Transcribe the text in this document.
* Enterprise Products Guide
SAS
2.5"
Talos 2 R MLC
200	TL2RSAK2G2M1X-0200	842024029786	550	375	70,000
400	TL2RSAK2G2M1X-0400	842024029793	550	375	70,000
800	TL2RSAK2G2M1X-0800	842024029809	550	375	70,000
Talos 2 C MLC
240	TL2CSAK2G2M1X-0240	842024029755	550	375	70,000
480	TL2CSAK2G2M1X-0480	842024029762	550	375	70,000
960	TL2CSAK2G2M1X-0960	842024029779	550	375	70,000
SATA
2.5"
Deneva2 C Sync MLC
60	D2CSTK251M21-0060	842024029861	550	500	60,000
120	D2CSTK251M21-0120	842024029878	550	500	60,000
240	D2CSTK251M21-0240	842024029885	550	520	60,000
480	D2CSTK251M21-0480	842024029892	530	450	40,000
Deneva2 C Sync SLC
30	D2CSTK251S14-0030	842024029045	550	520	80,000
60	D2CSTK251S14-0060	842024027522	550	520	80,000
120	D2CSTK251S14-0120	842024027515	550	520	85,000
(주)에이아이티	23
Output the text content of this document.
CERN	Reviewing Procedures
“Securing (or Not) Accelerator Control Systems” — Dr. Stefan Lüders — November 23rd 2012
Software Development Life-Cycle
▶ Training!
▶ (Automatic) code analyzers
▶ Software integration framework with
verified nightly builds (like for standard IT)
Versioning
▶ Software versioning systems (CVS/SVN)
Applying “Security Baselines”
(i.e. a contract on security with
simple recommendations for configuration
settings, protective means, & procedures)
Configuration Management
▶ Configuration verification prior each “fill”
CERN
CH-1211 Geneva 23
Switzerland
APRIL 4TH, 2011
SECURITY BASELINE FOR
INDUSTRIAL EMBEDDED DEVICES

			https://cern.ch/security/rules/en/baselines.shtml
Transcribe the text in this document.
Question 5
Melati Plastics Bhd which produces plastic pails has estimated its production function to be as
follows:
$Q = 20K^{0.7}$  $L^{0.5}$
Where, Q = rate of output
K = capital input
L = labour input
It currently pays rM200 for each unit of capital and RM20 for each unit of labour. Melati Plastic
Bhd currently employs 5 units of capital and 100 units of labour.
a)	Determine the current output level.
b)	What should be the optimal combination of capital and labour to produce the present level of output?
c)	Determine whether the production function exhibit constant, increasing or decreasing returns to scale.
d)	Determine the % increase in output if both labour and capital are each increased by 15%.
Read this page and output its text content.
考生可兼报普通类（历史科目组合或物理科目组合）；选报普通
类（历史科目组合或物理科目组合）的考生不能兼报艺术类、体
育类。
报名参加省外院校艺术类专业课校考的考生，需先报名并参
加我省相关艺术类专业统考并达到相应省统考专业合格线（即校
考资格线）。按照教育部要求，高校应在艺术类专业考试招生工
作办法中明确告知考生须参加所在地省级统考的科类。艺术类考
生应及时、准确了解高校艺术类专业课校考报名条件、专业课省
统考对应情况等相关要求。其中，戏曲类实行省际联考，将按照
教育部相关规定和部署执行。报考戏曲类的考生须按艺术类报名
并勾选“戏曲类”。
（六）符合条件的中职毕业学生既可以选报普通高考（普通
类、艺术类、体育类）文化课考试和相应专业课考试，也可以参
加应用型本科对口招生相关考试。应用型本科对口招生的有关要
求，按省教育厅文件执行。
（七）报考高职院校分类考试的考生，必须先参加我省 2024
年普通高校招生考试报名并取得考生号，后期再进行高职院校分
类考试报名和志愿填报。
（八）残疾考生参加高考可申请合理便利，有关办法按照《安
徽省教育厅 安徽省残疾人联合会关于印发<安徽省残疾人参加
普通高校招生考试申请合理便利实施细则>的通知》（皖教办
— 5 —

> Exercise task
All of the entries must be quoted exactly; please include each one.

> Answer to this exercise
Transcribe the text in this document.
* Enterprise Products Guide
SAS
2.5"
Talos 2 R MLC
200	TL2RSAK2G2M1X-0200	842024029786	550	375	70,000
400	TL2RSAK2G2M1X-0400	842024029793	550	375	70,000
800	TL2RSAK2G2M1X-0800	842024029809	550	375	70,000
Talos 2 C MLC
240	TL2CSAK2G2M1X-0240	842024029755	550	375	70,000
480	TL2CSAK2G2M1X-0480	842024029762	550	375	70,000
960	TL2CSAK2G2M1X-0960	842024029779	550	375	70,000
SATA
2.5"
Deneva2 C Sync MLC
60	D2CSTK251M21-0060	842024029861	550	500	60,000
120	D2CSTK251M21-0120	842024029878	550	500	60,000
240	D2CSTK251M21-0240	842024029885	550	520	60,000
480	D2CSTK251M21-0480	842024029892	530	450	40,000
Deneva2 C Sync SLC
30	D2CSTK251S14-0030	842024029045	550	520	80,000
60	D2CSTK251S14-0060	842024027522	550	520	80,000
120	D2CSTK251S14-0120	842024027515	550	520	85,000
(주)에이아이티	23
Output the text content of this document.
CERN	Reviewing Procedures
“Securing (or Not) Accelerator Control Systems” — Dr. Stefan Lüders — November 23rd 2012
Software Development Life-Cycle
▶ Training!
▶ (Automatic) code analyzers
▶ Software integration framework with
verified nightly builds (like for standard IT)
Versioning
▶ Software versioning systems (CVS/SVN)
Applying “Security Baselines”
(i.e. a contract on security with
simple recommendations for configuration
settings, protective means, & procedures)
Configuration Management
▶ Configuration verification prior each “fill”
CERN
CH-1211 Geneva 23
Switzerland
APRIL 4TH, 2011
SECURITY BASELINE FOR
INDUSTRIAL EMBEDDED DEVICES

			https://cern.ch/security/rules/en/baselines.shtml
Transcribe the text in this document.
Question 5
Melati Plastics Bhd which produces plastic pails has estimated its production function to be as
follows:
$Q = 20K^{0.7}$  $L^{0.5}$
Where, Q = rate of output
K = capital input
L = labour input
It currently pays rM200 for each unit of capital and RM20 for each unit of labour. Melati Plastic
Bhd currently employs 5 units of capital and 100 units of labour.
a)	Determine the current output level.
b)	What should be the optimal combination of capital and labour to produce the present level of output?
c)	Determine whether the production function exhibit constant, increasing or decreasing returns to scale.
d)	Determine the % increase in output if both labour and capital are each increased by 15%.
Read this page and output its text content.
考生可兼报普通类（历史科目组合或物理科目组合）；选报普通
类（历史科目组合或物理科目组合）的考生不能兼报艺术类、体
育类。
报名参加省外院校艺术类专业课校考的考生，需先报名并参
加我省相关艺术类专业统考并达到相应省统考专业合格线（即校
考资格线）。按照教育部要求，高校应在艺术类专业考试招生工
作办法中明确告知考生须参加所在地省级统考的科类。艺术类考
生应及时、准确了解高校艺术类专业课校考报名条件、专业课省
统考对应情况等相关要求。其中，戏曲类实行省际联考，将按照
教育部相关规定和部署执行。报考戏曲类的考生须按艺术类报名
并勾选“戏曲类”。
（六）符合条件的中职毕业学生既可以选报普通高考（普通
类、艺术类、体育类）文化课考试和相应专业课考试，也可以参
加应用型本科对口招生相关考试。应用型本科对口招生的有关要
求，按省教育厅文件执行。
（七）报考高职院校分类考试的考生，必须先参加我省 2024
年普通高校招生考试报名并取得考生号，后期再进行高职院校分
类考试报名和志愿填报。
（八）残疾考生参加高考可申请合理便利，有关办法按照《安
徽省教育厅 安徽省残疾人联合会关于印发<安徽省残疾人参加
普通高校招生考试申请合理便利实施细则>的通知》（皖教办
— 5 —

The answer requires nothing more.